*Task brief*. All records are to be retyped faithfully and completely.

[Data excerpts]

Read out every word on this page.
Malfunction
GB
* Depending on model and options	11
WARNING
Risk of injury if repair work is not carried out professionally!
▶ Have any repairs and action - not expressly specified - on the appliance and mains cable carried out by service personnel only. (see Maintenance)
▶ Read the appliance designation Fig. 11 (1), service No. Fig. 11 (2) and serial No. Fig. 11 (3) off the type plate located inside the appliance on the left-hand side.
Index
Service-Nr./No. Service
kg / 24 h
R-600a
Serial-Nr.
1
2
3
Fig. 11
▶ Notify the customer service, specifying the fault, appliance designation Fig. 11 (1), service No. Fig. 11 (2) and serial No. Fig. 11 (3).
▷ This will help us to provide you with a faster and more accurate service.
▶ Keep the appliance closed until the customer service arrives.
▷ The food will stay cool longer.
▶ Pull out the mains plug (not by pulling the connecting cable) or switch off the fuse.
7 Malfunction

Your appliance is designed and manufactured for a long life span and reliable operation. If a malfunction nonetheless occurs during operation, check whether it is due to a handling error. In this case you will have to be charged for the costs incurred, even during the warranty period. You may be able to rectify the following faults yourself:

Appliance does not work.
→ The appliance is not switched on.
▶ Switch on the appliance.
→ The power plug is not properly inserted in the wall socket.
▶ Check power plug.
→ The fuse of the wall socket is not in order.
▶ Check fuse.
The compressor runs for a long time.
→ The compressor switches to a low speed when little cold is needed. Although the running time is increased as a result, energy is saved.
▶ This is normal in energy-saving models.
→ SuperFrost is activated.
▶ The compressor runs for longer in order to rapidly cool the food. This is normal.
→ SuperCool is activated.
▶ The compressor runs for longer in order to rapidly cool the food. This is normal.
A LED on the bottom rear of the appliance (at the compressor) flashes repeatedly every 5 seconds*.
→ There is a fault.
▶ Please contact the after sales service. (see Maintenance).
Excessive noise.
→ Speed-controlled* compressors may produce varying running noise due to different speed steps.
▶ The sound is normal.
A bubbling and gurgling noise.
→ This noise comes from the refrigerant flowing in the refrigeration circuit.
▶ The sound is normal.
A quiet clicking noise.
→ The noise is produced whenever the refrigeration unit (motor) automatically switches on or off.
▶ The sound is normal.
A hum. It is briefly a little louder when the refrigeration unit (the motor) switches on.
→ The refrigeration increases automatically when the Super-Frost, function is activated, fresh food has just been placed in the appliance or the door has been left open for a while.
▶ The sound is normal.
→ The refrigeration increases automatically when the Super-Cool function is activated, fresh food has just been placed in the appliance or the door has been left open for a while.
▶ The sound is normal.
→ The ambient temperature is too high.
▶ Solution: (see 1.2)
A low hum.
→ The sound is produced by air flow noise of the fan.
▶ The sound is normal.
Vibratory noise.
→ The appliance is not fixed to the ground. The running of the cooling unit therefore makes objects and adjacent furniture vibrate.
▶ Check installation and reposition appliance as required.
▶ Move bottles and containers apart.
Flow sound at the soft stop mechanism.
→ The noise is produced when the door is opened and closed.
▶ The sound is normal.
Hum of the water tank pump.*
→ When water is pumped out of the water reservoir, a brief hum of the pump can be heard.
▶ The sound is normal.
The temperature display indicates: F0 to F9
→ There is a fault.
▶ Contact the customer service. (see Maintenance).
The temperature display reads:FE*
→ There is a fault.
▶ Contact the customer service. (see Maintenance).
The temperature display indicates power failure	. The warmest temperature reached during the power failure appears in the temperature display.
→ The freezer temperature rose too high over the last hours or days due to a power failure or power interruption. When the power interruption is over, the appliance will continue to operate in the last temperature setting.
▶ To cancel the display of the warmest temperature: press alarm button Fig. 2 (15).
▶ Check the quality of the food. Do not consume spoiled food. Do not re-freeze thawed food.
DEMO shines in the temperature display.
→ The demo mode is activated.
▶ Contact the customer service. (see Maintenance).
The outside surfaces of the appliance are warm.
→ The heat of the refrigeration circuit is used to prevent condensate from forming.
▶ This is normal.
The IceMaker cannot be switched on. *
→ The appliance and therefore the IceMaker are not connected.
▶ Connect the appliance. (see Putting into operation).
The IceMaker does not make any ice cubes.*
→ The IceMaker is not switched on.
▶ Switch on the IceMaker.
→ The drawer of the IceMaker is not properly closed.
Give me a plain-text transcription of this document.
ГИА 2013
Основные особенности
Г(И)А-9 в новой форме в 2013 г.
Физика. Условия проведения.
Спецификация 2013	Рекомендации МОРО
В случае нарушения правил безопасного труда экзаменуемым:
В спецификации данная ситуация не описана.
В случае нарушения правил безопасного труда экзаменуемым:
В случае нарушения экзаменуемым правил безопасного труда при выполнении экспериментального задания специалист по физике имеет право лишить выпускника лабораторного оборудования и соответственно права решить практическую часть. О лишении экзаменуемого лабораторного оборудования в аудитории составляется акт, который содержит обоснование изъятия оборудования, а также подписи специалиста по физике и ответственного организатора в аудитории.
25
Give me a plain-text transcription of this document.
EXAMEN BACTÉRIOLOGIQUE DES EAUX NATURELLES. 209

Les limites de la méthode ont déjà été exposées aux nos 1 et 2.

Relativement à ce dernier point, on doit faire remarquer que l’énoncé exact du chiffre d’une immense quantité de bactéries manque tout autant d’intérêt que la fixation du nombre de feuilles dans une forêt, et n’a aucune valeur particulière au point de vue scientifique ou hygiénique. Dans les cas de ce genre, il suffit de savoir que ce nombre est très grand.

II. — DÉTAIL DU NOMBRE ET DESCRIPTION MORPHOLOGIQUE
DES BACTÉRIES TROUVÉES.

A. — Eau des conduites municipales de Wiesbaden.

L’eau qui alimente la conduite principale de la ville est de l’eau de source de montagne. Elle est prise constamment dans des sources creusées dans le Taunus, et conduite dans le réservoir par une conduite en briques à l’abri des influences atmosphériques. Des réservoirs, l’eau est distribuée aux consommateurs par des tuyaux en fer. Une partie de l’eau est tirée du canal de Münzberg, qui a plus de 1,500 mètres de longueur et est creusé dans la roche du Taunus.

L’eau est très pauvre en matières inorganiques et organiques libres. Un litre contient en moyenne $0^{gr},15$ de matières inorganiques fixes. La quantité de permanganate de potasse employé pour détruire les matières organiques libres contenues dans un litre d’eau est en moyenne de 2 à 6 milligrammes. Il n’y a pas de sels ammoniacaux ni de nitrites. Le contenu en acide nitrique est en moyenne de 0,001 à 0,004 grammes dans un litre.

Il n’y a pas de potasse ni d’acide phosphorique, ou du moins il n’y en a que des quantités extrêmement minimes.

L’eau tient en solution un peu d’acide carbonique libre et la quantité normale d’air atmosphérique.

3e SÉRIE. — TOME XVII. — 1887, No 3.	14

*Finished answer*.
Read out every word on this page.
Malfunction
GB
* Depending on model and options	11
WARNING
Risk of injury if repair work is not carried out professionally!
▶ Have any repairs and action - not expressly specified - on the appliance and mains cable carried out by service personnel only. (see Maintenance)
▶ Read the appliance designation Fig. 11 (1), service No. Fig. 11 (2) and serial No. Fig. 11 (3) off the type plate located inside the appliance on the left-hand side.
Index
Service-Nr./No. Service
kg / 24 h
R-600a
Serial-Nr.
1
2
3
Fig. 11
▶ Notify the customer service, specifying the fault, appliance designation Fig. 11 (1), service No. Fig. 11 (2) and serial No. Fig. 11 (3).
▷ This will help us to provide you with a faster and more accurate service.
▶ Keep the appliance closed until the customer service arrives.
▷ The food will stay cool longer.
▶ Pull out the mains plug (not by pulling the connecting cable) or switch off the fuse.
7 Malfunction

Your appliance is designed and manufactured for a long life span and reliable operation. If a malfunction nonetheless occurs during operation, check whether it is due to a handling error. In this case you will have to be charged for the costs incurred, even during the warranty period. You may be able to rectify the following faults yourself:

Appliance does not work.
→ The appliance is not switched on.
▶ Switch on the appliance.
→ The power plug is not properly inserted in the wall socket.
▶ Check power plug.
→ The fuse of the wall socket is not in order.
▶ Check fuse.
The compressor runs for a long time.
→ The compressor switches to a low speed when little cold is needed. Although the running time is increased as a result, energy is saved.
▶ This is normal in energy-saving models.
→ SuperFrost is activated.
▶ The compressor runs for longer in order to rapidly cool the food. This is normal.
→ SuperCool is activated.
▶ The compressor runs for longer in order to rapidly cool the food. This is normal.
A LED on the bottom rear of the appliance (at the compressor) flashes repeatedly every 5 seconds*.
→ There is a fault.
▶ Please contact the after sales service. (see Maintenance).
Excessive noise.
→ Speed-controlled* compressors may produce varying running noise due to different speed steps.
▶ The sound is normal.
A bubbling and gurgling noise.
→ This noise comes from the refrigerant flowing in the refrigeration circuit.
▶ The sound is normal.
A quiet clicking noise.
→ The noise is produced whenever the refrigeration unit (motor) automatically switches on or off.
▶ The sound is normal.
A hum. It is briefly a little louder when the refrigeration unit (the motor) switches on.
→ The refrigeration increases automatically when the Super-Frost, function is activated, fresh food has just been placed in the appliance or the door has been left open for a while.
▶ The sound is normal.
→ The refrigeration increases automatically when the Super-Cool function is activated, fresh food has just been placed in the appliance or the door has been left open for a while.
▶ The sound is normal.
→ The ambient temperature is too high.
▶ Solution: (see 1.2)
A low hum.
→ The sound is produced by air flow noise of the fan.
▶ The sound is normal.
Vibratory noise.
→ The appliance is not fixed to the ground. The running of the cooling unit therefore makes objects and adjacent furniture vibrate.
▶ Check installation and reposition appliance as required.
▶ Move bottles and containers apart.
Flow sound at the soft stop mechanism.
→ The noise is produced when the door is opened and closed.
▶ The sound is normal.
Hum of the water tank pump.*
→ When water is pumped out of the water reservoir, a brief hum of the pump can be heard.
▶ The sound is normal.
The temperature display indicates: F0 to F9
→ There is a fault.
▶ Contact the customer service. (see Maintenance).
The temperature display reads:FE*
→ There is a fault.
▶ Contact the customer service. (see Maintenance).
The temperature display indicates power failure	. The warmest temperature reached during the power failure appears in the temperature display.
→ The freezer temperature rose too high over the last hours or days due to a power failure or power interruption. When the power interruption is over, the appliance will continue to operate in the last temperature setting.
▶ To cancel the display of the warmest temperature: press alarm button Fig. 2 (15).
▶ Check the quality of the food. Do not consume spoiled food. Do not re-freeze thawed food.
DEMO shines in the temperature display.
→ The demo mode is activated.
▶ Contact the customer service. (see Maintenance).
The outside surfaces of the appliance are warm.
→ The heat of the refrigeration circuit is used to prevent condensate from forming.
▶ This is normal.
The IceMaker cannot be switched on. *
→ The appliance and therefore the IceMaker are not connected.
▶ Connect the appliance. (see Putting into operation).
The IceMaker does not make any ice cubes.*
→ The IceMaker is not switched on.
▶ Switch on the IceMaker.
→ The drawer of the IceMaker is not properly closed.
Give me a plain-text transcription of this document.
ГИА 2013
Основные особенности
Г(И)А-9 в новой форме в 2013 г.
Физика. Условия проведения.
Спецификация 2013	Рекомендации МОРО
В случае нарушения правил безопасного труда экзаменуемым:
В спецификации данная ситуация не описана.
В случае нарушения правил безопасного труда экзаменуемым:
В случае нарушения экзаменуемым правил безопасного труда при выполнении экспериментального задания специалист по физике имеет право лишить выпускника лабораторного оборудования и соответственно права решить практическую часть. О лишении экзаменуемого лабораторного оборудования в аудитории составляется акт, который содержит обоснование изъятия оборудования, а также подписи специалиста по физике и ответственного организатора в аудитории.
25
Give me a plain-text transcription of this document.
EXAMEN BACTÉRIOLOGIQUE DES EAUX NATURELLES. 209

Les limites de la méthode ont déjà été exposées aux nos 1 et 2.

Relativement à ce dernier point, on doit faire remarquer que l’énoncé exact du chiffre d’une immense quantité de bactéries manque tout autant d’intérêt que la fixation du nombre de feuilles dans une forêt, et n’a aucune valeur particulière au point de vue scientifique ou hygiénique. Dans les cas de ce genre, il suffit de savoir que ce nombre est très grand.

II. — DÉTAIL DU NOMBRE ET DESCRIPTION MORPHOLOGIQUE
DES BACTÉRIES TROUVÉES.

A. — Eau des conduites municipales de Wiesbaden.

L’eau qui alimente la conduite principale de la ville est de l’eau de source de montagne. Elle est prise constamment dans des sources creusées dans le Taunus, et conduite dans le réservoir par une conduite en briques à l’abri des influences atmosphériques. Des réservoirs, l’eau est distribuée aux consommateurs par des tuyaux en fer. Une partie de l’eau est tirée du canal de Münzberg, qui a plus de 1,500 mètres de longueur et est creusé dans la roche du Taunus.

L’eau est très pauvre en matières inorganiques et organiques libres. Un litre contient en moyenne $0^{gr},15$ de matières inorganiques fixes. La quantité de permanganate de potasse employé pour détruire les matières organiques libres contenues dans un litre d’eau est en moyenne de 2 à 6 milligrammes. Il n’y a pas de sels ammoniacaux ni de nitrites. Le contenu en acide nitrique est en moyenne de 0,001 à 0,004 grammes dans un litre.

Il n’y a pas de potasse ni d’acide phosphorique, ou du moins il n’y en a que des quantités extrêmement minimes.

L’eau tient en solution un peu d’acide carbonique libre et la quantité normale d’air atmosphérique.

3e SÉRIE. — TOME XVII. — 1887, No 3.	14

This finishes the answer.